**TEXT PROVIDED**:
● ● ●
Friday, May 26, 2006

The Big Bang at Sinai

by Andrew Halpert

According to our tradition, Shavuot commemorates the giving of the Torah at Sinai by God to Moses. As moderns, this image of the Divine handing the Torah to Moses is an image we struggle with, or disregard completely. From Mel Brooks’ parody of Moses on the mountain, “I bring you the 15 (smash), 10 Commandments”, to ever growing mountains of critical scholarship, we know that revelation at Sinai, like most of the events recorded at Sinai simply could not have happened as the bible records. I would like to suggest that Shavuot, perhaps uniquely for our “Biblical” holidays, celebrates an event that must have happened, and I would like to use our understanding of the Big Bang to do so.
The Big Bang makes clear the amazing power and lasting impacts of short, but dramatic moments. The initial stages of the big bang lasted tiny fractions of a second. In the time it takes you to read this sentence, most of the major expansion of the universe is thought to have been completed. But expansion wasn’t the only important thing to occur in that moment. Concepts that we take as absolute givens- the forces of nature, the dimensions of space, and the direction of time, were determined in those brief moments. Billions of years later, we can observe the remnants of it everywhere. The crackle on your radio between stations is your radio detecting the echoes of the original big bang. Much of our relatively complex understanding of what occurred in the Big Bang comes from what we have been able to gleam from those echoes.
● ● ●
**DATASET CONTENT**:
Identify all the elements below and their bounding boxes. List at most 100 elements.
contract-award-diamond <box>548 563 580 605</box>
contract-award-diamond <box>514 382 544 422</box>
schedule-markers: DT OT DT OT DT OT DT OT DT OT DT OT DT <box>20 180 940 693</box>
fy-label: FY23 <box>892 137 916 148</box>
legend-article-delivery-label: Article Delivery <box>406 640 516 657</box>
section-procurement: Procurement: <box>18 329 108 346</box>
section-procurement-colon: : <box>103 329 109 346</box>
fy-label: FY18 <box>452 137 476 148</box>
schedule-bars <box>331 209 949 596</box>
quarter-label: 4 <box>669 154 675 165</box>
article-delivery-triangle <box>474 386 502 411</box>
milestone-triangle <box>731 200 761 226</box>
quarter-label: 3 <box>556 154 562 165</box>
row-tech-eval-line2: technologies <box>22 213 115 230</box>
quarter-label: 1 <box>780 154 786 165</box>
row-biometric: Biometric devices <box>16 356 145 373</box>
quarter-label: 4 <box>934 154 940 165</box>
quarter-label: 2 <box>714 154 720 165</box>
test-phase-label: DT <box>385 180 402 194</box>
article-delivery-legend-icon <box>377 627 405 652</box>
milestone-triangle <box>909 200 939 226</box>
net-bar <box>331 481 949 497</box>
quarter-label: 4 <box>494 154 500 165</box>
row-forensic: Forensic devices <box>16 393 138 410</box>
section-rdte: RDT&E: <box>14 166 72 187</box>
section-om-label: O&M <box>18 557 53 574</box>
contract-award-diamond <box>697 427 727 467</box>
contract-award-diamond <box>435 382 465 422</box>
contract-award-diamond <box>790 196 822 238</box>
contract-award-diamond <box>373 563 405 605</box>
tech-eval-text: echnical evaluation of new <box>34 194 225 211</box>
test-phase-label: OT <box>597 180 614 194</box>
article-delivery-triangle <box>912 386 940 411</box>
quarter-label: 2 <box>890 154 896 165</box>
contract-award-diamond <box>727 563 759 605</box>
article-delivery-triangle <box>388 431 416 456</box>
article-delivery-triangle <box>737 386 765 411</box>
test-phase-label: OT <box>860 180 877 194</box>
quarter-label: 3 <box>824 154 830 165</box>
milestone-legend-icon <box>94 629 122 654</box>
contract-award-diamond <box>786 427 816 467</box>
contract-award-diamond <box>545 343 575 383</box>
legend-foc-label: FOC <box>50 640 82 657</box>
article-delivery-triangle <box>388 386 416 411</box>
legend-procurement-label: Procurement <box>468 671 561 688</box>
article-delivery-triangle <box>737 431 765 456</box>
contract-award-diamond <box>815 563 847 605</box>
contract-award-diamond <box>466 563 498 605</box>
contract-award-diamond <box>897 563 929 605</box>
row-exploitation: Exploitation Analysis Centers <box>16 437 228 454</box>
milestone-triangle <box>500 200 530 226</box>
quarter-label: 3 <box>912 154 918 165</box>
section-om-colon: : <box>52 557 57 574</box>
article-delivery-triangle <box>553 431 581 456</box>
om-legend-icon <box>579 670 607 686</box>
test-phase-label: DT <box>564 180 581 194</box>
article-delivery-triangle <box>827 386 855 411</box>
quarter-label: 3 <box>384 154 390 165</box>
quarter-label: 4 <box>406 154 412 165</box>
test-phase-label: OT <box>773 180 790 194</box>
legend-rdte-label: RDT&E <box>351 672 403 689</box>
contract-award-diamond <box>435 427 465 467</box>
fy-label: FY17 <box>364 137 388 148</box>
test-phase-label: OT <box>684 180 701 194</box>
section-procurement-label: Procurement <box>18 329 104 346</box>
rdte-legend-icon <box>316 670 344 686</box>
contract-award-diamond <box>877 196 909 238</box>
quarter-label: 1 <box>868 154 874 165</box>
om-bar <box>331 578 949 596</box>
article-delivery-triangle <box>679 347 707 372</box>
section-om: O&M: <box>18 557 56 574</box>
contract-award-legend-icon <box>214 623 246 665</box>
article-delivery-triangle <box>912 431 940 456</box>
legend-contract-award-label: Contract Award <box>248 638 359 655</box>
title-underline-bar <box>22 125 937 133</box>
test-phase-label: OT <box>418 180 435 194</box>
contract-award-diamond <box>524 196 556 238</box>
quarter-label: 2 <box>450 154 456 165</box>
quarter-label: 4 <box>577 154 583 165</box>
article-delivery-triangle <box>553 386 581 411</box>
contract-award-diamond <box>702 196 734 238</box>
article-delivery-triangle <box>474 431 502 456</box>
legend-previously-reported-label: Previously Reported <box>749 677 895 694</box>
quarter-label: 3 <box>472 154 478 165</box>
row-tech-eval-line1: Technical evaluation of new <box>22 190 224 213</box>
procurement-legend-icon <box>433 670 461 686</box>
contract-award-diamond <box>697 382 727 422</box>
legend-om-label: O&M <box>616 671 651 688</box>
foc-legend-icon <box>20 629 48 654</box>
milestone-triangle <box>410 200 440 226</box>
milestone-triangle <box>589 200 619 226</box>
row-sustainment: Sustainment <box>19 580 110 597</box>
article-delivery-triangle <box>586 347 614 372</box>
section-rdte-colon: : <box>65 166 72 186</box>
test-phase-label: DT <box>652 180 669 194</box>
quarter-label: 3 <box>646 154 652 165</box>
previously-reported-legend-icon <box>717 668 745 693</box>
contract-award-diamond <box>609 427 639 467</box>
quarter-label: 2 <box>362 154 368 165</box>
● ● ●
**EXERCISE TASKS**:
A – Answer from the essay on Shavuot and the Big Bang:
(i) According to tradition, what does Shavuot commemorate?
(ii) Which three concepts does the essay say were determined in the brief first moments of the Big Bang?
(iii) What is a radio detecting when it crackles between stations?
B – Resume the essay on Shavuot and the Big Bang after its last sentence.
The rows have no connection to the essay on Shavuot and the Big Bang.

**OUTPUTS BY TASK**:
A –
(i) The giving of the Torah at Sinai by God to Moses.
(ii) The forces of nature, the dimensions of space, and the direction of time.
(iii) The echoes of the original big bang.

B –
Every Friday night as we light the Shabbat candles, or sit down to Torah study, or read divrei Torah online, we ourselves form echoes of an ancient moment that had enormous transformative power. How the moment of Revelation occurred has been blurred by the background noise of history, but the echoes are clear. Somewhere in the history of the people that today calls themselves Am Yisrael (the people of Israel), was a moment in which this people received the Torah. The moment might have been brief, like our Sinai tradition tells it, or it could have taken thousands of years, but we know that at some point, we received and accepted the Torah as our core, divine, text.
There is of course a crucial difference between our echoes of Sinai and the echoes of the Big Bang. As time passes, the energy of the Big Bang begins to dissipate, and its echoes become fainter. The echoes of Sinai do not live by the same rules. When we proclaim the Sh’ma, or recite Kiddush before a meal, we can imagine ourselves amplifying the signal of a tiny moment that history would have forgotten long ago were we not here to bear witness to it. Just as everything we see is a remnant of the Big Bang, or as Carl Sagan reminded us, “We are starstuff”, as practicing Jews we are also the living proof of revelation at Sinai. Chag Sameach.